Direction: List each line of the data that holds the string "основании".

Provided entries:
******************************
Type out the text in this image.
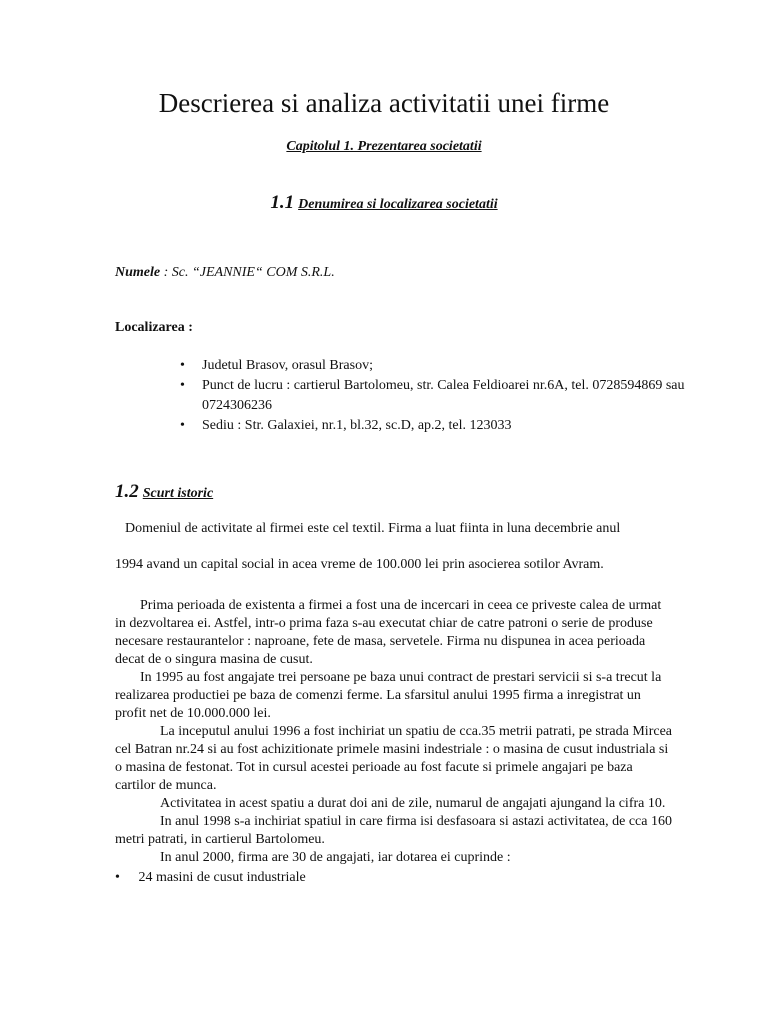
Descrierea si analiza activitatii unei firme
Capitolul 1. Prezentarea societatii
1.1 Denumirea si localizarea societatii
Numele : Sc. “JEANNIE“ COM S.R.L.
Localizarea :
• Judetul Brasov, orasul Brasov;
•	Punct de lucru : cartierul Bartolomeu, str. Calea Feldioarei nr.6A, tel. 0728594869 sau 0724306236
• Sediu : Str. Galaxiei, nr.1, bl.32, sc.D, ap.2, tel. 123033
1.2 Scurt istoric
Domeniul de activitate al firmei este cel textil. Firma a luat fiinta in luna decembrie anul
1994 avand un capital social in acea vreme de 100.000 lei prin asocierea sotilor Avram.

Prima perioada de existenta a firmei a fost una de incercari in ceea ce priveste calea de urmat in dezvoltarea ei. Astfel, intr-o prima faza s-au executat chiar de catre patroni o serie de produse necesare restaurantelor : naproane, fete de masa, servetele. Firma nu dispunea in acea perioada decat de o singura masina de cusut.

In 1995 au fost angajate trei persoane pe baza unui contract de prestari servicii si s-a trecut la realizarea productiei pe baza de comenzi ferme. La sfarsitul anului 1995 firma a inregistrat un profit net de 10.000.000 lei.

La inceputul anului 1996 a fost inchiriat un spatiu de cca.35 metrii patrati, pe strada Mircea cel Batran nr.24 si au fost achizitionate primele masini indestriale : o masina de cusut industriala si o masina de festonat. Tot in cursul acestei perioade au fost facute si primele angajari pe baza cartilor de munca.

Activitatea in acest spatiu a durat doi ani de zile, numarul de angajati ajungand la cifra 10.

In anul 1998 s-a inchiriat spatiul in care firma isi desfasoara si astazi activitatea, de cca 160 metri patrati, in cartierul Bartolomeu.

In anul 2000, firma are 30 de angajati, iar dotarea ei cuprinde :

• 24 masini de cusut industriale
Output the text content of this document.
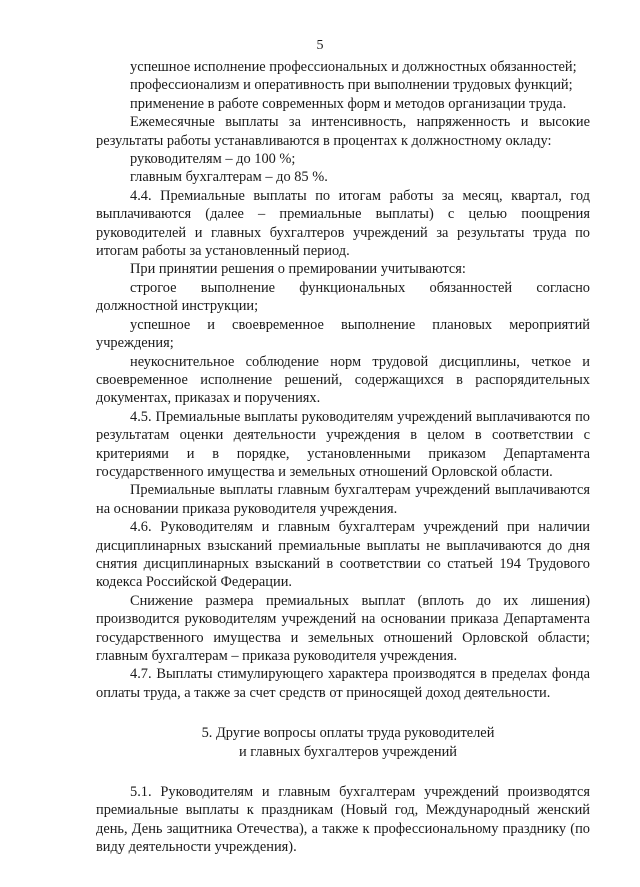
5

успешное исполнение профессиональных и должностных обязанностей;

профессионализм и оперативность при выполнении трудовых функций;

применение в работе современных форм и методов организации труда.

Ежемесячные выплаты за интенсивность, напряженность и высокие результаты работы устанавливаются в процентах к должностному окладу:

руководителям – до 100 %;

главным бухгалтерам – до 85 %.

4.4. Премиальные выплаты по итогам работы за месяц, квартал, год выплачиваются (далее – премиальные выплаты) с целью поощрения руководителей и главных бухгалтеров учреждений за результаты труда по итогам работы за установленный период.

При принятии решения о премировании учитываются:

строгое выполнение функциональных обязанностей согласно должностной инструкции;

успешное и своевременное выполнение плановых мероприятий учреждения;

неукоснительное соблюдение норм трудовой дисциплины, четкое и своевременное исполнение решений, содержащихся в распорядительных документах, приказах и поручениях.

4.5. Премиальные выплаты руководителям учреждений выплачиваются по результатам оценки деятельности учреждения в целом в соответствии с критериями и в порядке, установленными приказом Департамента государственного имущества и земельных отношений Орловской области.

Премиальные выплаты главным бухгалтерам учреждений выплачиваются на основании приказа руководителя учреждения.

4.6. Руководителям и главным бухгалтерам учреждений при наличии дисциплинарных взысканий премиальные выплаты не выплачиваются до дня снятия дисциплинарных взысканий в соответствии со статьей 194 Трудового кодекса Российской Федерации.

Снижение размера премиальных выплат (вплоть до их лишения) производится руководителям учреждений на основании приказа Департамента государственного имущества и земельных отношений Орловской области; главным бухгалтерам – приказа руководителя учреждения.

4.7. Выплаты стимулирующего характера производятся в пределах фонда оплаты труда, а также за счет средств от приносящей доход деятельности.

5. Другие вопросы оплаты труда руководителей
и главных бухгалтеров учреждений

5.1. Руководителям и главным бухгалтерам учреждений производятся премиальные выплаты к праздникам (Новый год, Международный женский день, День защитника Отечества), а также к профессиональному празднику (по виду деятельности учреждения).
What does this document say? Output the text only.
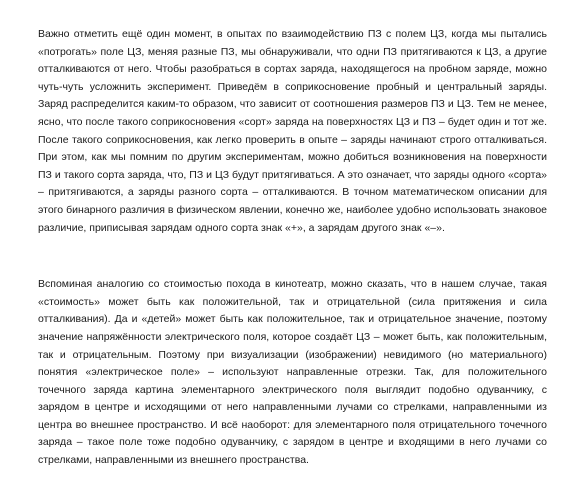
Важно отметить ещё один момент, в опытах по взаимодействию ПЗ с полем ЦЗ, когда мы пытались «потрогать» поле ЦЗ, меняя разные ПЗ, мы обнаруживали, что одни ПЗ притягиваются к ЦЗ, а другие отталкиваются от него. Чтобы разобраться в сортах заряда, находящегося на пробном заряде, можно чуть-чуть усложнить эксперимент. Приведём в соприкосновение пробный и центральный заряды. Заряд распределится каким-то образом, что зависит от соотношения размеров ПЗ и ЦЗ. Тем не менее, ясно, что после такого соприкосновения «сорт» заряда на поверхностях ЦЗ и ПЗ – будет один и тот же. После такого соприкосновения, как легко проверить в опыте – заряды начинают строго отталкиваться. При этом, как мы помним по другим экспериментам, можно добиться возникновения на поверхности ПЗ и такого сорта заряда, что, ПЗ и ЦЗ будут притягиваться. А это означает, что заряды одного «сорта» – притягиваются, а заряды разного сорта – отталкиваются. В точном математическом описании для этого бинарного различия в физическом явлении, конечно же, наиболее удобно использовать знаковое различие, приписывая зарядам одного сорта знак «+», а зарядам другого знак «–».

Вспоминая аналогию со стоимостью похода в кинотеатр, можно сказать, что в нашем случае, такая «стоимость» может быть как положительной, так и отрицательной (сила притяжения и сила отталкивания). Да и «детей» может быть как положительное, так и отрицательное значение, поэтому значение напряжённости электрического поля, которое создаёт ЦЗ – может быть, как положительным, так и отрицательным. Поэтому при визуализации (изображении) невидимого (но материального) понятия «электрическое поле» – используют направленные отрезки. Так, для положительного точечного заряда картина элементарного электрического поля выглядит подобно одуванчику, с зарядом в центре и исходящими от него направленными лучами со стрелками, направленными из центра во внешнее пространство. И всё наоборот: для элементарного поля отрицательного точечного заряда – такое поле тоже подобно одуванчику, с зарядом в центре и входящими в него лучами со стрелками, направленными из внешнего пространства.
******************************
Solution to the problem:
Премиальные выплаты главным бухгалтерам учреждений выплачиваются на основании приказа руководителя учреждения.
Снижение размера премиальных выплат (вплоть до их лишения) производится руководителям учреждений на основании приказа Департамента государственного имущества и земельных отношений Орловской области; главным бухгалтерам – приказа руководителя учреждения.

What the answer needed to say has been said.